上杉景勝の宿敵~独立を夢見た新発田重家
天正十五年(1587年)10月28日、上杉景勝の総攻撃を受けていた新発田城が落城し、新発田重家が自刃しました。
・・・・・・・・・
昨年の大河ドラマ「天地人」では、いなかった事にされてしまった新発田重家(しばたしげいえ)・・・
昨年のブログでは、そのあまりのシカトぶりに、番組へのツッコミ的な形で、ページの後半部分に書かせていただきましたが(5月25日参照>>)、今回は、その重家さん中心にお話を進めさせていただきます。
・‥…━━━☆
重家の新発田氏は、鎌倉時代から室町時代にかけて越後(新潟県)北部に勢力を誇った揚北衆(あがきた衆)の佐々木氏から枝分かれしたいくつかの分家の一つですが、そもそもは、その鎌倉時代に、幕府から荘園の地頭を仰せつかって入国し、ずっとこの地を守って来たというプライドもあり、南北朝以降に守護となった上杉・・・まして、その下の守護代=長尾氏などとは相まみえぬ気質を持っていた一族でした。

= = = = =

• [課題]
[1] 新発田重家についての文章の中で、「氏」を付けて書かれている一族名をすべて挙げてください。
[2] 新発田重家についての文章から、「上杉景勝の宿敵~独立を夢見た新発田重家」という語句を含むところに始まり「気質を持っていた一族でした。」で終わる部分を、一字一句たがえずに書き写してください。
[3] 新発田重家についての文章を3文で要約してください。

記録データ:
= = = = =

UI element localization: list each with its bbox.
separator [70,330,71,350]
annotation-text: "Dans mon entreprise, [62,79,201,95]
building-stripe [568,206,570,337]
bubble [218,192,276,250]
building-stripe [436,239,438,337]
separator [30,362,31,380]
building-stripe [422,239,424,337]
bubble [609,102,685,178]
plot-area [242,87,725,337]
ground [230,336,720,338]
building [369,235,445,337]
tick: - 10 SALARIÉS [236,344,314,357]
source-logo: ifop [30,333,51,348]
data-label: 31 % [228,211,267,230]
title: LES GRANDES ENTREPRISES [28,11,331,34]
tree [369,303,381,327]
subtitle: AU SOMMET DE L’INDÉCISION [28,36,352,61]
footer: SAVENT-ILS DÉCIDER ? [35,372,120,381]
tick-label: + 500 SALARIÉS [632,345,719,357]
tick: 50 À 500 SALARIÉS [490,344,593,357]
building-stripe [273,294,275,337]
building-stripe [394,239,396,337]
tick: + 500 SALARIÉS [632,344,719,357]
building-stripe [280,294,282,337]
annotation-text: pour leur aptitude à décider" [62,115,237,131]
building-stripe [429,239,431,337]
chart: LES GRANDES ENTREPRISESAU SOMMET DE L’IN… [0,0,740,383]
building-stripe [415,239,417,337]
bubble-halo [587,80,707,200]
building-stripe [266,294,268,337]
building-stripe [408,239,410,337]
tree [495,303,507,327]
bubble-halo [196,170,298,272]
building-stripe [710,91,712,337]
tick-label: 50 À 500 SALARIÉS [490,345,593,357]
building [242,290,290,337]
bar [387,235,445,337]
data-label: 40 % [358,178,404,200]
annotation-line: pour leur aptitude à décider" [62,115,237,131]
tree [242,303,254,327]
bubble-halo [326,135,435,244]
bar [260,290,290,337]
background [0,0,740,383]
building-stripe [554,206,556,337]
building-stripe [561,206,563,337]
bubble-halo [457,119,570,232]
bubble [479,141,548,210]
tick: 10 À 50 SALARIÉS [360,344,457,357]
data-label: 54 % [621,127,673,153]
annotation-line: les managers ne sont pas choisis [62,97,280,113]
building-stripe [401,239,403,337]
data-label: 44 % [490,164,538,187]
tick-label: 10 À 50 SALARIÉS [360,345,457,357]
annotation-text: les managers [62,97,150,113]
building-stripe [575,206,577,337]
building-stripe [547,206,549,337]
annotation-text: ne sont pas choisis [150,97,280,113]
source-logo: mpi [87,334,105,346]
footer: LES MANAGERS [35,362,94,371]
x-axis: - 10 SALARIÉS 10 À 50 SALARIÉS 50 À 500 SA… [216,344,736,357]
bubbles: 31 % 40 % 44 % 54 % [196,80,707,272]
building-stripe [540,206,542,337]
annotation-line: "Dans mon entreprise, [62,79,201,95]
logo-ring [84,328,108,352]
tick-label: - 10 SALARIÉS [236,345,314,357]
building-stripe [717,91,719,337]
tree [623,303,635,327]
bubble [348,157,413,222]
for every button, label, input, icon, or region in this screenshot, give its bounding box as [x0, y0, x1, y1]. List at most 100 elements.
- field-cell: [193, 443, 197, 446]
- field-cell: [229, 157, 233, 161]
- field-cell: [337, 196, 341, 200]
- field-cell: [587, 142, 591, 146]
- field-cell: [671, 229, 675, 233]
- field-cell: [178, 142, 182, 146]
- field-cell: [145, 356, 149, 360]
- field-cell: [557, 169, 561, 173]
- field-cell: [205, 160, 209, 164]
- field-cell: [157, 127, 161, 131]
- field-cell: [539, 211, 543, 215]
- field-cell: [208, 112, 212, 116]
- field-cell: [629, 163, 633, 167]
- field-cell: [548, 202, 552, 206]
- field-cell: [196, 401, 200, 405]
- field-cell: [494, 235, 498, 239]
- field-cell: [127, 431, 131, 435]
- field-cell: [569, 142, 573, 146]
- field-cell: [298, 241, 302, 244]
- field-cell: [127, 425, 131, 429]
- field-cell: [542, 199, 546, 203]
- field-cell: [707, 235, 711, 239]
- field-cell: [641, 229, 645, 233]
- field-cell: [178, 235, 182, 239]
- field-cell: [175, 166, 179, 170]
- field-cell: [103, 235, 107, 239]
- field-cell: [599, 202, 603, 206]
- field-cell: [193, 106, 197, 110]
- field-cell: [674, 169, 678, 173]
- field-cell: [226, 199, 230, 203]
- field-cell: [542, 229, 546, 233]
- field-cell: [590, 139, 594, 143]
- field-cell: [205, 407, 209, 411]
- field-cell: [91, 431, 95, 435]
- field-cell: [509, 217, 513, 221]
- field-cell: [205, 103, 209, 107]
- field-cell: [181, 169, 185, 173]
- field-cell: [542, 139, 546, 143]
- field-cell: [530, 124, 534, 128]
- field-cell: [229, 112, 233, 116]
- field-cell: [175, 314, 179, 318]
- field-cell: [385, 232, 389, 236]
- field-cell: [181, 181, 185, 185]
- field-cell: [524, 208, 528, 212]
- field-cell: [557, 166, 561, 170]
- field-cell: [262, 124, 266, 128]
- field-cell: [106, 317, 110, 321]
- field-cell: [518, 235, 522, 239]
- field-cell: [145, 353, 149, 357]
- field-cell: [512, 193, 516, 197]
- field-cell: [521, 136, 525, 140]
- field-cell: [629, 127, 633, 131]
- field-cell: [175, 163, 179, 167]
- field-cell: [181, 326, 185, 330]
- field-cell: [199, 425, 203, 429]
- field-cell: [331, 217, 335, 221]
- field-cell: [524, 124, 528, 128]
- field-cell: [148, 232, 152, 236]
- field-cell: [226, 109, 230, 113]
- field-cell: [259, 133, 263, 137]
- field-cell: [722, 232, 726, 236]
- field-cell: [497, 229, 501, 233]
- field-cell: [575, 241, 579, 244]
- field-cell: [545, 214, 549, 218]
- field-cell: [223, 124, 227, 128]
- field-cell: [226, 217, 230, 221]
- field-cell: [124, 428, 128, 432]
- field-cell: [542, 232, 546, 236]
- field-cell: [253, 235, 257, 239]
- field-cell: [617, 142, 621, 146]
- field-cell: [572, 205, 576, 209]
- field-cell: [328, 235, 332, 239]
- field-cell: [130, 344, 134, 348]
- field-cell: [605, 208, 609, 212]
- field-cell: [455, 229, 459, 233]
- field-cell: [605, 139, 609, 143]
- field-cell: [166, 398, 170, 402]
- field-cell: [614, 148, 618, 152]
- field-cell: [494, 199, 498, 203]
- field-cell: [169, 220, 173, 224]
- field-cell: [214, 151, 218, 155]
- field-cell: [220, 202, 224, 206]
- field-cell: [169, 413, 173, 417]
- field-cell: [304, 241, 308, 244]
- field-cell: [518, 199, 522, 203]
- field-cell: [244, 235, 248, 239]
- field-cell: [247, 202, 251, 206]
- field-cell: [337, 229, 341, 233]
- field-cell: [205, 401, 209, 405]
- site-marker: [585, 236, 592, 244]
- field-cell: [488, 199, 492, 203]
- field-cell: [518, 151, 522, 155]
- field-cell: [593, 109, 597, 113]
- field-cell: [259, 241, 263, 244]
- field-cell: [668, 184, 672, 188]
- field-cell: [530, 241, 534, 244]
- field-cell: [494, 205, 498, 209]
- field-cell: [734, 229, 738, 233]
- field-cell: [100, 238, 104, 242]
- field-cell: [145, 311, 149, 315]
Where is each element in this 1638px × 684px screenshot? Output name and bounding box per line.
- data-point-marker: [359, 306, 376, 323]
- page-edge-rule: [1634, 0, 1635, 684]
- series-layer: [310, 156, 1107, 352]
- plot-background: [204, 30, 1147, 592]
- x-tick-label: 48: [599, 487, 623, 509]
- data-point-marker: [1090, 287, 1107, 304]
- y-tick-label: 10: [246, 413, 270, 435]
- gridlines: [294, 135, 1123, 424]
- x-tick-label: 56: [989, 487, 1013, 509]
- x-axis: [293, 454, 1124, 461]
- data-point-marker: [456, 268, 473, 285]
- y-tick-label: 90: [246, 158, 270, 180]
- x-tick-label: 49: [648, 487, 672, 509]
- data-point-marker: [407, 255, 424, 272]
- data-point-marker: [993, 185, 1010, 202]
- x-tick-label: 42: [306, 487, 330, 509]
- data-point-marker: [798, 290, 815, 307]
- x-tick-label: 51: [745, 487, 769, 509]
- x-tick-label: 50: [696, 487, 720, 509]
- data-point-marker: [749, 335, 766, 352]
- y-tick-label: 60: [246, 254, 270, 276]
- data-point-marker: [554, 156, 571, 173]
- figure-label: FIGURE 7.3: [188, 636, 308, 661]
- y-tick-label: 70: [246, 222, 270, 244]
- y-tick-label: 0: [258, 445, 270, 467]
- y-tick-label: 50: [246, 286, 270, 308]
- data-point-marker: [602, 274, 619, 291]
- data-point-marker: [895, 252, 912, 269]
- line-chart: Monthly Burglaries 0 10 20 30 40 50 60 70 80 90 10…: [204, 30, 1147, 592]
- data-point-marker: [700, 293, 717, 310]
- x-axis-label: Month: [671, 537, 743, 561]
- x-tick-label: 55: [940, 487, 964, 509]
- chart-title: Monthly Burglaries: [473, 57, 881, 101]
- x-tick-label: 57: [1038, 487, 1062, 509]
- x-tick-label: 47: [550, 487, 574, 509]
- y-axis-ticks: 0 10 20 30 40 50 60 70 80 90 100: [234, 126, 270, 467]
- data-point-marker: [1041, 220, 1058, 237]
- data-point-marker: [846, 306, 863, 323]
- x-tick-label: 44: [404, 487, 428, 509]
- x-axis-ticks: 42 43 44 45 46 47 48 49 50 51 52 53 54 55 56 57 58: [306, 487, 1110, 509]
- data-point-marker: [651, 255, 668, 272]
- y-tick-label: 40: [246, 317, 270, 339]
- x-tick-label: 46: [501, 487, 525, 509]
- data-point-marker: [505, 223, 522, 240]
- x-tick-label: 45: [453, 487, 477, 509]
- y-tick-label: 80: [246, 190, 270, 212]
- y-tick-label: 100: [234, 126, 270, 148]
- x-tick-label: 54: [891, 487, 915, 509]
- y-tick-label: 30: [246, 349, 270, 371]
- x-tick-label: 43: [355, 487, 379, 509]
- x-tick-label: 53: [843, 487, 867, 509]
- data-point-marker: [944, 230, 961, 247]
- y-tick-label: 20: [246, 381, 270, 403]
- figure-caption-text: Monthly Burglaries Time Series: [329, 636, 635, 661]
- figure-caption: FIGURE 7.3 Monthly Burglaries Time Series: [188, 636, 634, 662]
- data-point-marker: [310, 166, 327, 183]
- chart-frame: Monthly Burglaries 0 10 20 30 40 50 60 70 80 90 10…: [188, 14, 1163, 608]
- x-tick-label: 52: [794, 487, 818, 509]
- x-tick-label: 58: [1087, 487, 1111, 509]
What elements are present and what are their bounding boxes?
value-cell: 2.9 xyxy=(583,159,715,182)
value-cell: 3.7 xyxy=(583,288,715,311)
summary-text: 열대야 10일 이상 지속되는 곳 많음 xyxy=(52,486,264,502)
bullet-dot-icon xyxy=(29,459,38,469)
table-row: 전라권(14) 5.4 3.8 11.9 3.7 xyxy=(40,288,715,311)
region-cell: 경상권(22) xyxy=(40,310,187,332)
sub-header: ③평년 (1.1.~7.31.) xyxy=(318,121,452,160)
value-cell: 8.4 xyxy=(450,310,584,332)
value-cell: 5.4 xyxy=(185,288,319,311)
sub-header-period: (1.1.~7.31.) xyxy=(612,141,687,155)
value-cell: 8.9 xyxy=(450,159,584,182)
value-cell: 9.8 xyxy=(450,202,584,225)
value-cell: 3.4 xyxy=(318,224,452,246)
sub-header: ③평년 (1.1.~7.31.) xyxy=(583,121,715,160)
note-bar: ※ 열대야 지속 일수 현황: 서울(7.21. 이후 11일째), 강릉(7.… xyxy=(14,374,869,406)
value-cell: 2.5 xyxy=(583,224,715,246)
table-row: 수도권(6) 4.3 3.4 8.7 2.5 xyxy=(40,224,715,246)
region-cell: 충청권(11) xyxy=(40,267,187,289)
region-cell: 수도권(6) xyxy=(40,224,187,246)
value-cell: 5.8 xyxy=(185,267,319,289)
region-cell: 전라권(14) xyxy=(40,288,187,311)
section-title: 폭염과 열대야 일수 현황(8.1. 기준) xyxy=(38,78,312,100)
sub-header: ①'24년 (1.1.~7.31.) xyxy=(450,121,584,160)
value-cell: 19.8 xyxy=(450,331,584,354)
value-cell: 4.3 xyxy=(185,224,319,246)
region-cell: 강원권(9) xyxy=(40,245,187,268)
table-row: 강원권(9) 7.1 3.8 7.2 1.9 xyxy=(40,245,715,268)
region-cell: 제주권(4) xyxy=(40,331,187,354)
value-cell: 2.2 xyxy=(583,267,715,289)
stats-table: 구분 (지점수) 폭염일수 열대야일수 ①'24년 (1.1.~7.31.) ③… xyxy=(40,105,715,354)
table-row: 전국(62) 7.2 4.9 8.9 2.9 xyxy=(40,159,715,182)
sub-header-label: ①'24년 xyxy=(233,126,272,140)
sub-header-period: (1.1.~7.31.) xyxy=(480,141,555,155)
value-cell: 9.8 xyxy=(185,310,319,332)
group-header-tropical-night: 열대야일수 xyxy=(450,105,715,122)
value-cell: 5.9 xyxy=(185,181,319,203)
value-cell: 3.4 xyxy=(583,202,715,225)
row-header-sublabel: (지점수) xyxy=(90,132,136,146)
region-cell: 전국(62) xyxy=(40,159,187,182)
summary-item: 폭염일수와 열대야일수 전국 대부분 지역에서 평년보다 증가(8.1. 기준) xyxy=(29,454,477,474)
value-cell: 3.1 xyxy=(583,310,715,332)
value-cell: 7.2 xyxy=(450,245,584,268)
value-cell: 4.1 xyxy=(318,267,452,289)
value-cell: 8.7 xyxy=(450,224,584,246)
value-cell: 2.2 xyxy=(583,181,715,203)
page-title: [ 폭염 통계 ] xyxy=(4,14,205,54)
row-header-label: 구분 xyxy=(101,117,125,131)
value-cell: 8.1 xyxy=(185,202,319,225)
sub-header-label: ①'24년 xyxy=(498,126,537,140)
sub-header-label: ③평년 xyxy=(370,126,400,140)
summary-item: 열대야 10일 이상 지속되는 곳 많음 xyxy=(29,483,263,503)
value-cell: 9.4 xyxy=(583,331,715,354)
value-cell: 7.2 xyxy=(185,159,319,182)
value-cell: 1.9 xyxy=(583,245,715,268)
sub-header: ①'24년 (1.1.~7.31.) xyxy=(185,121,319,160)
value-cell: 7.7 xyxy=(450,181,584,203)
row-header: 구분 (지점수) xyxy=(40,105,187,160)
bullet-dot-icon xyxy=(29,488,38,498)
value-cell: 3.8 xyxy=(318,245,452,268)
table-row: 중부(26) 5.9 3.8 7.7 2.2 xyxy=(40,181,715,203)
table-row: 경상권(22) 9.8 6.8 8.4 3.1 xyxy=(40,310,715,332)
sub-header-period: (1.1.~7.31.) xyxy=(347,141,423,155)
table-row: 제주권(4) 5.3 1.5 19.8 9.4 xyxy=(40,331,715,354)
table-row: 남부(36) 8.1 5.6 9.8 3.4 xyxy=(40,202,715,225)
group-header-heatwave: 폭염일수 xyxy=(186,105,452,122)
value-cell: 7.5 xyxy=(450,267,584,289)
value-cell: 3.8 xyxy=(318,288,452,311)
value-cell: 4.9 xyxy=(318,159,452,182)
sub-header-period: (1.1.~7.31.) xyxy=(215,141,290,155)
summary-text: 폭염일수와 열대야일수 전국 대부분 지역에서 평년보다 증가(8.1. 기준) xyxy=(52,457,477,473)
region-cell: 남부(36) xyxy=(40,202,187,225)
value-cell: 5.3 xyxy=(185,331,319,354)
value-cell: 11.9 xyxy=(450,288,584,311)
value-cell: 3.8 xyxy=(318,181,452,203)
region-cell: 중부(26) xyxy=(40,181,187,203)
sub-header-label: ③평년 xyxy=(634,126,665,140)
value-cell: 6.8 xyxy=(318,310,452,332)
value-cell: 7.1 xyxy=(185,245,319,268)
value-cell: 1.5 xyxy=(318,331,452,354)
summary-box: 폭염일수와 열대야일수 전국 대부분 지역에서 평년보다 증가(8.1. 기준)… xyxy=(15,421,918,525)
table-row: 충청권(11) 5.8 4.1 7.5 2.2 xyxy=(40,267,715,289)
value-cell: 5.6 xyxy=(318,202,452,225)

= = = = =

• [回答]
[1] 新発田氏、佐々木氏、長尾氏

[2]
上杉景勝の宿敵~独立を夢見た新発田重家
天正十五年(1587年)10月28日、上杉景勝の総攻撃を受けていた新発田城が落城し、新発田重家が自刃しました。
・・・・・・・・・
昨年の大河ドラマ「天地人」では、いなかった事にされてしまった新発田重家(しばたしげいえ)・・・
昨年のブログでは、そのあまりのシカトぶりに、番組へのツッコミ的な形で、ページの後半部分に書かせていただきましたが(5月25日参照>>)、今回は、その重家さん中心にお話を進めさせていただきます。
・‥…━━━☆
重家の新発田氏は、鎌倉時代から室町時代にかけて越後(新潟県)北部に勢力を誇った揚北衆(あがきた衆)の佐々木氏から枝分かれしたいくつかの分家の一つですが、そもそもは、その鎌倉時代に、幕府から荘園の地頭を仰せつかって入国し、ずっとこの地を守って来たというプライドもあり、南北朝以降に守護となった上杉・・・まして、その下の守護代=長尾氏などとは相まみえぬ気質を持っていた一族でした。

[3] 天正十五年(1587年)10月28日、上杉景勝の総攻撃を受けていた新発田城が落城し、新発田重家が自刃しました。昨年の大河ドラマ「天地人」で存在を無視された重家を、今回は中心に据えて話を進めると述べています。新発田氏は揚北衆の佐々木氏から分かれた一族で、鎌倉時代から地頭としてこの地を守ってきた誇りがあり、上杉や守護代の長尾氏とは相容れない気質を持っていました。